§ **The problem**
Pick every line with "heading" from the material below.

**********

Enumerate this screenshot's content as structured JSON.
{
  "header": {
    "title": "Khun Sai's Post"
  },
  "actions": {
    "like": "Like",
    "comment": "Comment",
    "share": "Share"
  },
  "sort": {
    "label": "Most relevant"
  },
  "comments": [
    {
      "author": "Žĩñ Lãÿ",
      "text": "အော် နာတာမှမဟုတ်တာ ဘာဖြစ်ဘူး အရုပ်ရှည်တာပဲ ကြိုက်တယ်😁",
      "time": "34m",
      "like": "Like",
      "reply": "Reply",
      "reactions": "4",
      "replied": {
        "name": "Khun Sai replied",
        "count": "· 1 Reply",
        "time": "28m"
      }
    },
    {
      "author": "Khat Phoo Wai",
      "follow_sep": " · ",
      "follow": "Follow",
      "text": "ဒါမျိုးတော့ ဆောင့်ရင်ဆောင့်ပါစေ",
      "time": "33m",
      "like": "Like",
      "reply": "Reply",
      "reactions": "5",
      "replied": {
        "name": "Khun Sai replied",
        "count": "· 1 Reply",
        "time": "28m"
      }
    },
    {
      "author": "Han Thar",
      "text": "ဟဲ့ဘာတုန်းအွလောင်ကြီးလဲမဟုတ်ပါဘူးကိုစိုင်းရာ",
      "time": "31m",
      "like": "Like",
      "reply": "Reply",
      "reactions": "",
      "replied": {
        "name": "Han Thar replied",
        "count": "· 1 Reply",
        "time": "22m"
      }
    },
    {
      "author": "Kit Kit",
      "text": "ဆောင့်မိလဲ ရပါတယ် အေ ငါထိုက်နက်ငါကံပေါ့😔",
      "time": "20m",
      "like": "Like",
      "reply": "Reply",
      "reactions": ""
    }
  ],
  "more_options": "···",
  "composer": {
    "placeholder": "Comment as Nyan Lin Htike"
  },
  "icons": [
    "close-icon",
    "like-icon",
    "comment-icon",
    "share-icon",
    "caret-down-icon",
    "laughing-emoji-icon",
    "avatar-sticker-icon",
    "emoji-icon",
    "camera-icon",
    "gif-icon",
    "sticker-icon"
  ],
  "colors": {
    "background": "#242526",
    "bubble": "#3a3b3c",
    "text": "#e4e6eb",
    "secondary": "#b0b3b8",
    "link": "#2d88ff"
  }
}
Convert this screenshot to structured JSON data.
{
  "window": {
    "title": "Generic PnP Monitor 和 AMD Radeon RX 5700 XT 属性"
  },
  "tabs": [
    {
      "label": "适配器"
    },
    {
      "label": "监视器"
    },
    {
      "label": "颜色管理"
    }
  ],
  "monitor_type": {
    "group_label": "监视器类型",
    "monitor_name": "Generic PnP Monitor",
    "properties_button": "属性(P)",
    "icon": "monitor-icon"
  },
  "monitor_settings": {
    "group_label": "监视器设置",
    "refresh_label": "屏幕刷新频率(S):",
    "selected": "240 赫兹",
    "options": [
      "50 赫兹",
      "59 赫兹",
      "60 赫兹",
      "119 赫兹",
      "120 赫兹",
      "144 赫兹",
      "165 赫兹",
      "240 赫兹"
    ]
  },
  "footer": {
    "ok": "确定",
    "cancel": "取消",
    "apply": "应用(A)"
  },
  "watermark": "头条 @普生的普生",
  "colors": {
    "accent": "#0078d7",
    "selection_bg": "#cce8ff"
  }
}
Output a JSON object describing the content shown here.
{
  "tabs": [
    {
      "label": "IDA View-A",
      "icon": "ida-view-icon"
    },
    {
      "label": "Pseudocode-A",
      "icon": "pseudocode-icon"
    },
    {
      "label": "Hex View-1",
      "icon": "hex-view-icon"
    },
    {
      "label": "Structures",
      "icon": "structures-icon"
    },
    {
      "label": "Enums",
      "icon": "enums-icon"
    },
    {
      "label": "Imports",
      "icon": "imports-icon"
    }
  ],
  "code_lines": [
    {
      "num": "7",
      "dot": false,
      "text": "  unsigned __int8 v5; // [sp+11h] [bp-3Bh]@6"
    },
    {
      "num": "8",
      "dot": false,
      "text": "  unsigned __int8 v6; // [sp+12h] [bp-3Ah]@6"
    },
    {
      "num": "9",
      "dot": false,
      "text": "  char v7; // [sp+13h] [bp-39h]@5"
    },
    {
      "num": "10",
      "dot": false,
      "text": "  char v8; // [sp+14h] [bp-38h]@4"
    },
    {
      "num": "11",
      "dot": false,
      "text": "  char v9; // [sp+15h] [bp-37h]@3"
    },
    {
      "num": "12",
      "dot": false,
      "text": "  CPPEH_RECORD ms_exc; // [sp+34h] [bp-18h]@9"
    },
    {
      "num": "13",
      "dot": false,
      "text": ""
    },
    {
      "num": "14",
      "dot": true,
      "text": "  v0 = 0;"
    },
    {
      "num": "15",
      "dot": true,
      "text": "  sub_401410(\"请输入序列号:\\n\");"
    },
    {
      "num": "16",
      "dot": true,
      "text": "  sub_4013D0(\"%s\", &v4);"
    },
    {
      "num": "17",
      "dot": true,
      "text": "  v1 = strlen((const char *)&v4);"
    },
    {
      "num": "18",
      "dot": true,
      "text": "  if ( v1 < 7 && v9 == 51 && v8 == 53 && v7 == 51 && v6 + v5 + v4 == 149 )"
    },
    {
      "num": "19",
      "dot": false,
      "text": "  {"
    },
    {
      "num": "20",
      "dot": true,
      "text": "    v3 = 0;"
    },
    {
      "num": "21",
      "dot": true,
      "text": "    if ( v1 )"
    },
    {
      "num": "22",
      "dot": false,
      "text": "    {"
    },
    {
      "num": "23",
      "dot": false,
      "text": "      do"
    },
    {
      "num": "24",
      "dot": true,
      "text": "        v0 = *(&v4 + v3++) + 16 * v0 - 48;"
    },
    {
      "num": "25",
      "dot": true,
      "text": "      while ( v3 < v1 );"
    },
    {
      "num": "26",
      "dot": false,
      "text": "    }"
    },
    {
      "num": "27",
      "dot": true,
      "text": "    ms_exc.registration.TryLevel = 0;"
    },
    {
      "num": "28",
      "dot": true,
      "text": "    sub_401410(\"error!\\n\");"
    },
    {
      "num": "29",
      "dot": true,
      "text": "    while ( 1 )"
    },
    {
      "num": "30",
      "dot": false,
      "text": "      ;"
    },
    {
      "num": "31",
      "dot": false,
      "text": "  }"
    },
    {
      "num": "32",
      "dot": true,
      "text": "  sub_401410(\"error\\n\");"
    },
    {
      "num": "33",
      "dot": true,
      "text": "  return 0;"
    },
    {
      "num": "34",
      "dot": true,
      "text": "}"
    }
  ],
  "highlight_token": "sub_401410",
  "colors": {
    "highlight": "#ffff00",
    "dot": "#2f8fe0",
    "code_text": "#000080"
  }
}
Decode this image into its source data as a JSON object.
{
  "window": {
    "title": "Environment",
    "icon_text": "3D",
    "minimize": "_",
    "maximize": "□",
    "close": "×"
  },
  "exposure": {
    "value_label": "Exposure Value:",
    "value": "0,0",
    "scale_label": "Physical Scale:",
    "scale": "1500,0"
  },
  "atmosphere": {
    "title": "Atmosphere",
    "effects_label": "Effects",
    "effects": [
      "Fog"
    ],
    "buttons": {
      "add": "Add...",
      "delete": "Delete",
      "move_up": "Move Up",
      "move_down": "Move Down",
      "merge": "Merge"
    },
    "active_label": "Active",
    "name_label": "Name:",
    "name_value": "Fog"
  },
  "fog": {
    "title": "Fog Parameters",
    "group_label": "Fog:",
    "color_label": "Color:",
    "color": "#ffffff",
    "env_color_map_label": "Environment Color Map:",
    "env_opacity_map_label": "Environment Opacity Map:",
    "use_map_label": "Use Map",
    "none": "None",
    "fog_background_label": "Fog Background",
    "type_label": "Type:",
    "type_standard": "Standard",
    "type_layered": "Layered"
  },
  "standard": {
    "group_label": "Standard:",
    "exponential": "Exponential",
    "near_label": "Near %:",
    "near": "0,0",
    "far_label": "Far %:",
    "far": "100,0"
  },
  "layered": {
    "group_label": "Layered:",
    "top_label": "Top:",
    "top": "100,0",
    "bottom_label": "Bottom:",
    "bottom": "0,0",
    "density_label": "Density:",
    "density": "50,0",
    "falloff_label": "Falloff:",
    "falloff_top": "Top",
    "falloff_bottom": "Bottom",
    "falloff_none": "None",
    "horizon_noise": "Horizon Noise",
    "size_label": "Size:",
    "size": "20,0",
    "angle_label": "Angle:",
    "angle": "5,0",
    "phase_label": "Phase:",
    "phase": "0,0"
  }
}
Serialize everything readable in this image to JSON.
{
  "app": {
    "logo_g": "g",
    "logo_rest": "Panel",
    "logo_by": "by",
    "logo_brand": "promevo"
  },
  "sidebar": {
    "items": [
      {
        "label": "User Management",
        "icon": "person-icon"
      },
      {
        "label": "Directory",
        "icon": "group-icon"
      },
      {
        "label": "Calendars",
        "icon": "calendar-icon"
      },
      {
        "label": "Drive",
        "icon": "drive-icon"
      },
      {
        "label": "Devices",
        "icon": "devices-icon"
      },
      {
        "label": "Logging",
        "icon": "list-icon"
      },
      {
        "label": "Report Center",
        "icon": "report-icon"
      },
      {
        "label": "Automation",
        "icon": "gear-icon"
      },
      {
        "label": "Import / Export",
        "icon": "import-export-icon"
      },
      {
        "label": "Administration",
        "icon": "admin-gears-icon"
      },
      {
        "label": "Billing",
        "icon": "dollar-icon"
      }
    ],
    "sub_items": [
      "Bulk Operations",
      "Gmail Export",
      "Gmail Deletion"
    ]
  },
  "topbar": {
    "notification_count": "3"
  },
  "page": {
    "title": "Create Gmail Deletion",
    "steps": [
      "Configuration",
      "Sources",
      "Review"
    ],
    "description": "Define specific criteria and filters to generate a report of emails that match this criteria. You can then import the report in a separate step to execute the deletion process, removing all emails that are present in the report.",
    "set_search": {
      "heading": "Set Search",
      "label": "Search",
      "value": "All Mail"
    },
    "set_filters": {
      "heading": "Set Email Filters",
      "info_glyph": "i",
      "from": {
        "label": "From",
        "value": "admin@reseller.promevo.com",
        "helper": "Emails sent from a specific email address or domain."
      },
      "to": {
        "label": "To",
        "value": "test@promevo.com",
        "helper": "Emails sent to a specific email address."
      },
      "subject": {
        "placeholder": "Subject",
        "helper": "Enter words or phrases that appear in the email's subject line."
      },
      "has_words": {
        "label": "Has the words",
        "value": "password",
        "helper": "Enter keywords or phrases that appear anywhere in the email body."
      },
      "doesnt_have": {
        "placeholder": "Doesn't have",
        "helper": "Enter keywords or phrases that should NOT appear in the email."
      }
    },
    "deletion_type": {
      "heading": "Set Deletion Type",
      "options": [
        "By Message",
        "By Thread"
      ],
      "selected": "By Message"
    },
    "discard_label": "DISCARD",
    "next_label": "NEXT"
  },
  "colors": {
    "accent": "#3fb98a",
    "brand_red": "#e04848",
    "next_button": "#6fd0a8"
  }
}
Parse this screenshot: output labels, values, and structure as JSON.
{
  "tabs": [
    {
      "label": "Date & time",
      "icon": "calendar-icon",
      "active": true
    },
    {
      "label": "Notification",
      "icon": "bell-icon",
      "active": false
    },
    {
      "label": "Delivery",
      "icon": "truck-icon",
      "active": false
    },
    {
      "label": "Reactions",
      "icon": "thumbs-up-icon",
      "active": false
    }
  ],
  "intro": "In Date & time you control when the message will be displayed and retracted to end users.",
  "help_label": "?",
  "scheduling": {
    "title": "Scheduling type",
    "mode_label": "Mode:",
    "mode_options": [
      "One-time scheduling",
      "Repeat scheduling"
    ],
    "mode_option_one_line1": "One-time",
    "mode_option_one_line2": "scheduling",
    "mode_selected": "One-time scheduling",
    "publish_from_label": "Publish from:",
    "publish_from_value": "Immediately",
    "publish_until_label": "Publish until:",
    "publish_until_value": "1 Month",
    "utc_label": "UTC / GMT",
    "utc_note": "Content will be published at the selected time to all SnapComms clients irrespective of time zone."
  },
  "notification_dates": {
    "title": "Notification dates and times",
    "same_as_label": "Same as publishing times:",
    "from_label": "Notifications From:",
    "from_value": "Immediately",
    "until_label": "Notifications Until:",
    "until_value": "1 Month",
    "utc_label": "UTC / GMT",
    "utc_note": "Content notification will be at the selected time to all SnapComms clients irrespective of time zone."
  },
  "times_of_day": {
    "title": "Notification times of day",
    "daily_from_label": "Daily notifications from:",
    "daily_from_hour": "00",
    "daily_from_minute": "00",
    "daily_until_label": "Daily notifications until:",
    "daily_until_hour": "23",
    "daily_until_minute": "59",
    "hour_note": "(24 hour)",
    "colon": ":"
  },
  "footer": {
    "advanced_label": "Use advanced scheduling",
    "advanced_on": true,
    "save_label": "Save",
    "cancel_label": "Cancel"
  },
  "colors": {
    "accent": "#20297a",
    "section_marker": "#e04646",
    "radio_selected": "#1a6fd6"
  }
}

**********

§ **Task solution**
      "heading": "Set Search",
      "heading": "Set Email Filters",
      "heading": "Set Deletion Type",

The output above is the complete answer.